EXERCISE DESCRIPTION: For this exercise, copy out each line of the material below that includes "февраля".

MATERIAL SUPPLIED:
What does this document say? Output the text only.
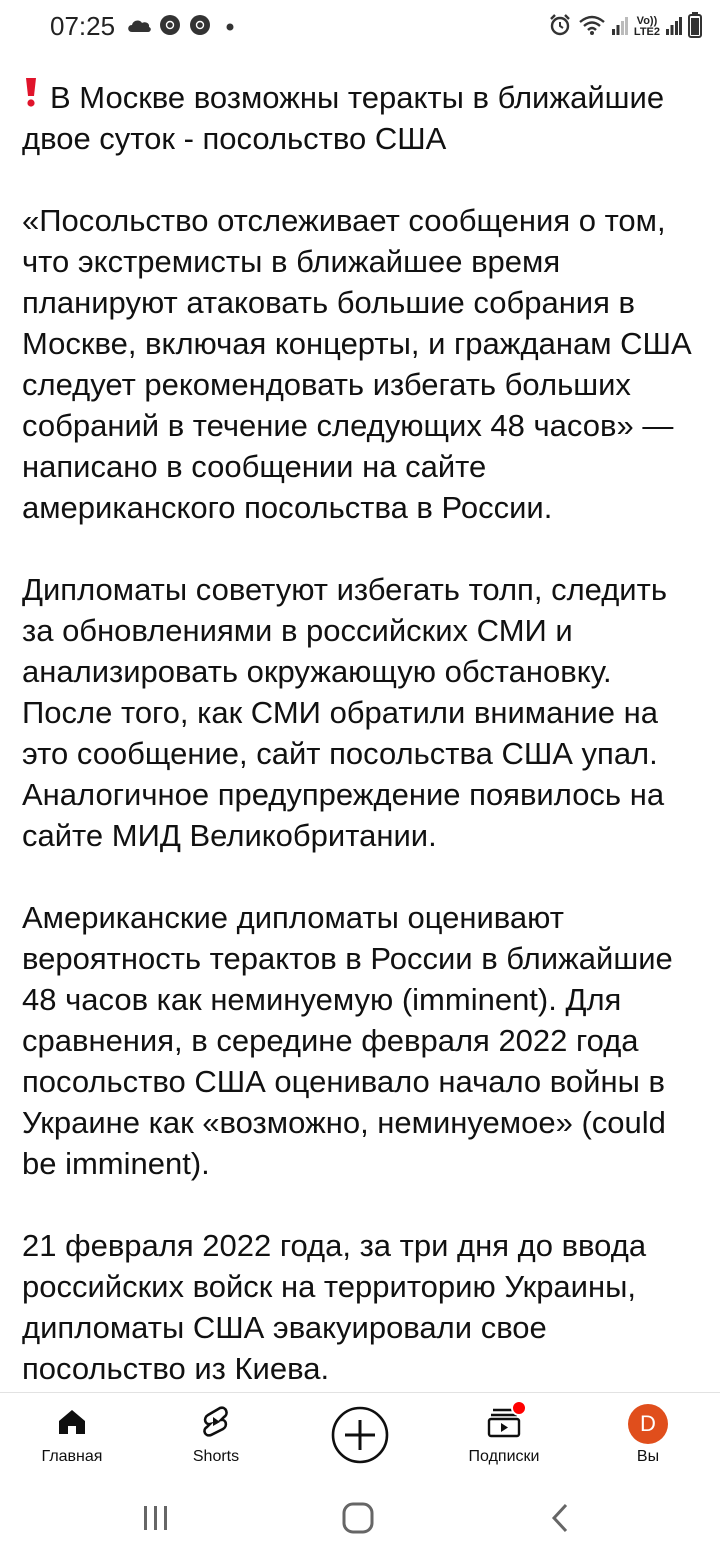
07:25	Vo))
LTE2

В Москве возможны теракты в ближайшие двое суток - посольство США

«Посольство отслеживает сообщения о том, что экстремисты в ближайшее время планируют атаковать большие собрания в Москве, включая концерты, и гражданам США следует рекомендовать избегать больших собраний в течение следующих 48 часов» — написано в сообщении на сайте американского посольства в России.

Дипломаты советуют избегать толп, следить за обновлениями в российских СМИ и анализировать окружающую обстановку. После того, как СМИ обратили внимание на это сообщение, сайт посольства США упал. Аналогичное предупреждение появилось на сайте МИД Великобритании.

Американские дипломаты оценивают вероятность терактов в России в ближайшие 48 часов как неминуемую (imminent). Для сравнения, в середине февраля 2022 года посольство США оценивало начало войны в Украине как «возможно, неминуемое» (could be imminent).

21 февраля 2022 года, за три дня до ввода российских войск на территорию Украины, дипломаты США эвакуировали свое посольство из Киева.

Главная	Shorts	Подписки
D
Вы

WRITTEN SOLUTION:
Американские дипломаты оценивают вероятность терактов в России в ближайшие 48 часов как неминуемую (imminent). Для сравнения, в середине февраля 2022 года посольство США оценивало начало войны в Украине как «возможно, неминуемое» (could be imminent).
21 февраля 2022 года, за три дня до ввода российских войск на территорию Украины, дипломаты США эвакуировали свое посольство из Киева.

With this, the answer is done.